**Written task**
Where a line below holds the string "breasts", copy that line.

**Data section**
────

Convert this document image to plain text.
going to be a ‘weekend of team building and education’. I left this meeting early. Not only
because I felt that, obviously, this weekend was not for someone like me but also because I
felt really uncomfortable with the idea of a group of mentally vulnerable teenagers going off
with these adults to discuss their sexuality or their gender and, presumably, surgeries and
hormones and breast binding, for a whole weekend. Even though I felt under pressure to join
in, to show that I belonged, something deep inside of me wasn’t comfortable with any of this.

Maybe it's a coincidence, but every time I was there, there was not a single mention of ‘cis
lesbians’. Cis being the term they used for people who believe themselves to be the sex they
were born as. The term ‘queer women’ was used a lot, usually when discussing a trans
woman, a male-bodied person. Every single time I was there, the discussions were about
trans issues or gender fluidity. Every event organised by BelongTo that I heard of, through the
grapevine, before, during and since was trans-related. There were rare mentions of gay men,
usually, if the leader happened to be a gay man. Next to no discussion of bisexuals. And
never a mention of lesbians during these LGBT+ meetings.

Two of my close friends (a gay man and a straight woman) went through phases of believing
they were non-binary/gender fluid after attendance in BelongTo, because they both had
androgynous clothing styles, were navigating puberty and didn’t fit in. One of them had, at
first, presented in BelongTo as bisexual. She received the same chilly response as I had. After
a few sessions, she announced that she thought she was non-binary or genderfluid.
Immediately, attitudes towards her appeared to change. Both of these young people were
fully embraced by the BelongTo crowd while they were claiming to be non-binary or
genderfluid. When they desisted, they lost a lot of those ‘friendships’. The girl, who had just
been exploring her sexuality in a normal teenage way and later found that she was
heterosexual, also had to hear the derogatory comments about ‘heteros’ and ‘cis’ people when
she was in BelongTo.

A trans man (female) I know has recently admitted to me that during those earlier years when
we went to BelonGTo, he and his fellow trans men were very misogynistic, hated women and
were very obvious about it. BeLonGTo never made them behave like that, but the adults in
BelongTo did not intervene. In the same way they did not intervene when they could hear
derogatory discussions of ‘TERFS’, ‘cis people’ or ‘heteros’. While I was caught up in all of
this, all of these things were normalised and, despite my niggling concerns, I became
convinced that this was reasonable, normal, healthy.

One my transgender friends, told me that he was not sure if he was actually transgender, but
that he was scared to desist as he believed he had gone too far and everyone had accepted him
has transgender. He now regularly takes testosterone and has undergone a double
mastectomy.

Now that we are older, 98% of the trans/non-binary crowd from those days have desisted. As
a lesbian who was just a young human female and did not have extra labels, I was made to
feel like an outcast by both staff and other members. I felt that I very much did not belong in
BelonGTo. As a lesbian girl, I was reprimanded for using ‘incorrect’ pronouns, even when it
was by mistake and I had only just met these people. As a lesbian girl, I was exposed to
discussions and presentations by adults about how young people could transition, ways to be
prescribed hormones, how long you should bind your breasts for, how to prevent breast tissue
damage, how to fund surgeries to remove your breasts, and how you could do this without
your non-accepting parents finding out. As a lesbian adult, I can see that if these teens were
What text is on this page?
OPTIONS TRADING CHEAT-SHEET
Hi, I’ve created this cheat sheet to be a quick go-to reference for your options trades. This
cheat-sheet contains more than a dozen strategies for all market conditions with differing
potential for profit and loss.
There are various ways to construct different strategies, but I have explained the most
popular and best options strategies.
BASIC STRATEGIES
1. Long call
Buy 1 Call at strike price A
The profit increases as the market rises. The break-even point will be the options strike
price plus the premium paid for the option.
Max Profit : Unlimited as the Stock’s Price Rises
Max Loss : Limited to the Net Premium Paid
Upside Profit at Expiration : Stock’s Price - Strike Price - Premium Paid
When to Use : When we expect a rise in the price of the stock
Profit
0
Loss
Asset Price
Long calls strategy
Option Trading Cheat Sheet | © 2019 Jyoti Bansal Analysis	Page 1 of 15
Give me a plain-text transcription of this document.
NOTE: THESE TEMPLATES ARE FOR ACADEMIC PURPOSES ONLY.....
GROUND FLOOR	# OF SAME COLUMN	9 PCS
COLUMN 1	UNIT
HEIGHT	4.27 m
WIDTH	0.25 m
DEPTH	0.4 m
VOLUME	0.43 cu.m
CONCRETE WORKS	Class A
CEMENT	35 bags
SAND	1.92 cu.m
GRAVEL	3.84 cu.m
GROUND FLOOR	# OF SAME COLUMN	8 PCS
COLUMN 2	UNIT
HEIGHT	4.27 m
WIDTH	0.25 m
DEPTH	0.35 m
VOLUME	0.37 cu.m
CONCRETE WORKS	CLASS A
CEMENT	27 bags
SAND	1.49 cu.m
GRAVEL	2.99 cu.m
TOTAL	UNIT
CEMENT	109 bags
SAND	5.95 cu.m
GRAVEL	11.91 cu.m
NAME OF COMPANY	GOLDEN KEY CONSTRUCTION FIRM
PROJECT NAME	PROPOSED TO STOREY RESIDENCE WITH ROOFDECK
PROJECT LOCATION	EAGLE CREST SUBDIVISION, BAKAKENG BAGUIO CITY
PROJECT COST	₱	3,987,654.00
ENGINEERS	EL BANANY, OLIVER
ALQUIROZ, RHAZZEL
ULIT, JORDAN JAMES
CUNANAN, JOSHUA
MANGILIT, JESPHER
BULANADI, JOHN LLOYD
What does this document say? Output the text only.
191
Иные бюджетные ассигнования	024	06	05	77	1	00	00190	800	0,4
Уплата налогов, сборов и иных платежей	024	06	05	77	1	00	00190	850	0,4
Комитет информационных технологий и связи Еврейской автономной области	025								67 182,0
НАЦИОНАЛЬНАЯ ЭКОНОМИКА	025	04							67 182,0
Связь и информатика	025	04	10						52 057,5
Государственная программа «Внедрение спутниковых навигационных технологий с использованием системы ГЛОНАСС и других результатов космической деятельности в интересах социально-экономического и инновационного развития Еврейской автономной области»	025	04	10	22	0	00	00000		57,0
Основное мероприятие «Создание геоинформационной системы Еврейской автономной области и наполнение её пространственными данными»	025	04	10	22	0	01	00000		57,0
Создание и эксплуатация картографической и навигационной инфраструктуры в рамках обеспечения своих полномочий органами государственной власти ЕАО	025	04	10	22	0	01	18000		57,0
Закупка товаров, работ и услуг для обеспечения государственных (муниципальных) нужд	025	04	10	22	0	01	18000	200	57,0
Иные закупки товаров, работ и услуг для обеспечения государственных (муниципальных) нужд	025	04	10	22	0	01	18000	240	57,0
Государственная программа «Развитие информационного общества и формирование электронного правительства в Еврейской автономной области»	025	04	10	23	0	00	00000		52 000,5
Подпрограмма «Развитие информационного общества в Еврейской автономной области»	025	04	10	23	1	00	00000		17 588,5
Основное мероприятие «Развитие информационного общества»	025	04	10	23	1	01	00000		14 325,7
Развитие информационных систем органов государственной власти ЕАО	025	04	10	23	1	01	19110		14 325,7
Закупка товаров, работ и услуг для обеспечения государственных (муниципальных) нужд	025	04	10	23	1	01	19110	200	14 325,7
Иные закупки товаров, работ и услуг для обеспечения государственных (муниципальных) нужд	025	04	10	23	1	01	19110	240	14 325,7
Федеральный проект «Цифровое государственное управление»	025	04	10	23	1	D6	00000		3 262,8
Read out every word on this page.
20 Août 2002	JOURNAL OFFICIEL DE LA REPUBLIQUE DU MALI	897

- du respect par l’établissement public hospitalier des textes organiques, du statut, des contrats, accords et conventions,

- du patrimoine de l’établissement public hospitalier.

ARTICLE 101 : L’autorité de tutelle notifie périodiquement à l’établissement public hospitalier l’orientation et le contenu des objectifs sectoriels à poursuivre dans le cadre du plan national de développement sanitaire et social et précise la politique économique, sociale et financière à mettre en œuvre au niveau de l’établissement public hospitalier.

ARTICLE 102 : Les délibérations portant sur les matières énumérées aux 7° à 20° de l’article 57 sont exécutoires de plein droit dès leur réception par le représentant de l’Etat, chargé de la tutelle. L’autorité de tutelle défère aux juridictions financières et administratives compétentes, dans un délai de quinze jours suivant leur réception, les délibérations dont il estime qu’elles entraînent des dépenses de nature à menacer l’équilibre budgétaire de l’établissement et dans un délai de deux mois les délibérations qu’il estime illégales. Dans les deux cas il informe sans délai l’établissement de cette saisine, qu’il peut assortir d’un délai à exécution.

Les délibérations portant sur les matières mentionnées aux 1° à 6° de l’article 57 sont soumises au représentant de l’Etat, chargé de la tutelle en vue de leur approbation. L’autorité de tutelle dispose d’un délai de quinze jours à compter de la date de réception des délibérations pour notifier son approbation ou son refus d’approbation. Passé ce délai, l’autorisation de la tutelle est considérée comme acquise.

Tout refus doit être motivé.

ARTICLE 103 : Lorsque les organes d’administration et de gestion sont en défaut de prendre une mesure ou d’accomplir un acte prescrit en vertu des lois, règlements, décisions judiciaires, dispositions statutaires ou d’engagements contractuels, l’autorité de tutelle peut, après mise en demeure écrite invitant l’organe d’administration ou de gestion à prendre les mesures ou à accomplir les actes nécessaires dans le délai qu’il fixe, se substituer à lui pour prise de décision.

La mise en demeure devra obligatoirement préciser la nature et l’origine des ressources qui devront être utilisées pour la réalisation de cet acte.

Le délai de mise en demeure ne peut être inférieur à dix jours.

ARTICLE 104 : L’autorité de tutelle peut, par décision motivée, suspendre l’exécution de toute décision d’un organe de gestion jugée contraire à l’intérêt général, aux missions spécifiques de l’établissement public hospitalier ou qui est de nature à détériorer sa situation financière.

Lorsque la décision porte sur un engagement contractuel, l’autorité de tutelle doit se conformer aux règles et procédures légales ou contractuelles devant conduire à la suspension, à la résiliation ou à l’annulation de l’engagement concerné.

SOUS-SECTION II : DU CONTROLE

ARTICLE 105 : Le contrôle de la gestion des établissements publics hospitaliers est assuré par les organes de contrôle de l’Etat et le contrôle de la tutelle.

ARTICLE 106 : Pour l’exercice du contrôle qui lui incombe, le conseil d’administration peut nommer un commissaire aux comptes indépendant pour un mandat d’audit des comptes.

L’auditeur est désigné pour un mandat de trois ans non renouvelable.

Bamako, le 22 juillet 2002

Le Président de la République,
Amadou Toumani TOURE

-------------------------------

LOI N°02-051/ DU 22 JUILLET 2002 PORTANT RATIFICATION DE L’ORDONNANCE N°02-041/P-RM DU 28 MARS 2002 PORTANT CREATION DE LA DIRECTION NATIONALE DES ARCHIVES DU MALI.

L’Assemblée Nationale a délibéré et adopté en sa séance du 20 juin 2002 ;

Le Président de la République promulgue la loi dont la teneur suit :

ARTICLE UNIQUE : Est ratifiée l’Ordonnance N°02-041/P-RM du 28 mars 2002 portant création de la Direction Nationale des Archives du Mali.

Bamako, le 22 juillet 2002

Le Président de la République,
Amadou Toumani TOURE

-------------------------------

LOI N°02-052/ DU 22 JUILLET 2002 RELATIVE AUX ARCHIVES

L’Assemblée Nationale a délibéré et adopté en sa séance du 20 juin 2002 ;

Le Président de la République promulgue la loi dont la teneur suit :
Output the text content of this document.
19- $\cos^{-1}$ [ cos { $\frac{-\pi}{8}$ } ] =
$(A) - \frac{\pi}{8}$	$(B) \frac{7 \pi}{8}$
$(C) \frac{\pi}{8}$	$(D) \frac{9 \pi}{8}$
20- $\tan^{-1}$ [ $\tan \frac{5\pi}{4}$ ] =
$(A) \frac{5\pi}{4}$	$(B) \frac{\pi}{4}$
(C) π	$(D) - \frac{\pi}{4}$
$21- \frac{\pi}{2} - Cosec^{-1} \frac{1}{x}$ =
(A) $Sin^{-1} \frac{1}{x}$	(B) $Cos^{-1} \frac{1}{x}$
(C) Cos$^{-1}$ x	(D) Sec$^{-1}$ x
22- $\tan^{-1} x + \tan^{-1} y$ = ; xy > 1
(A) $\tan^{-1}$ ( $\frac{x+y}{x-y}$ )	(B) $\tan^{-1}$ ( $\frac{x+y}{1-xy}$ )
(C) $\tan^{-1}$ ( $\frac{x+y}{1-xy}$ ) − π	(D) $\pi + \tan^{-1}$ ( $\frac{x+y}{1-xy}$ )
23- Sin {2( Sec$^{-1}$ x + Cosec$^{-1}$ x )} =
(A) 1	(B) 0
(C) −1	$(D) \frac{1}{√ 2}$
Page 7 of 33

────

**The answer**
prescribed hormones, how long you should bind your breasts for, how to prevent breast tissue
damage, how to fund surgeries to remove your breasts, and how you could do this without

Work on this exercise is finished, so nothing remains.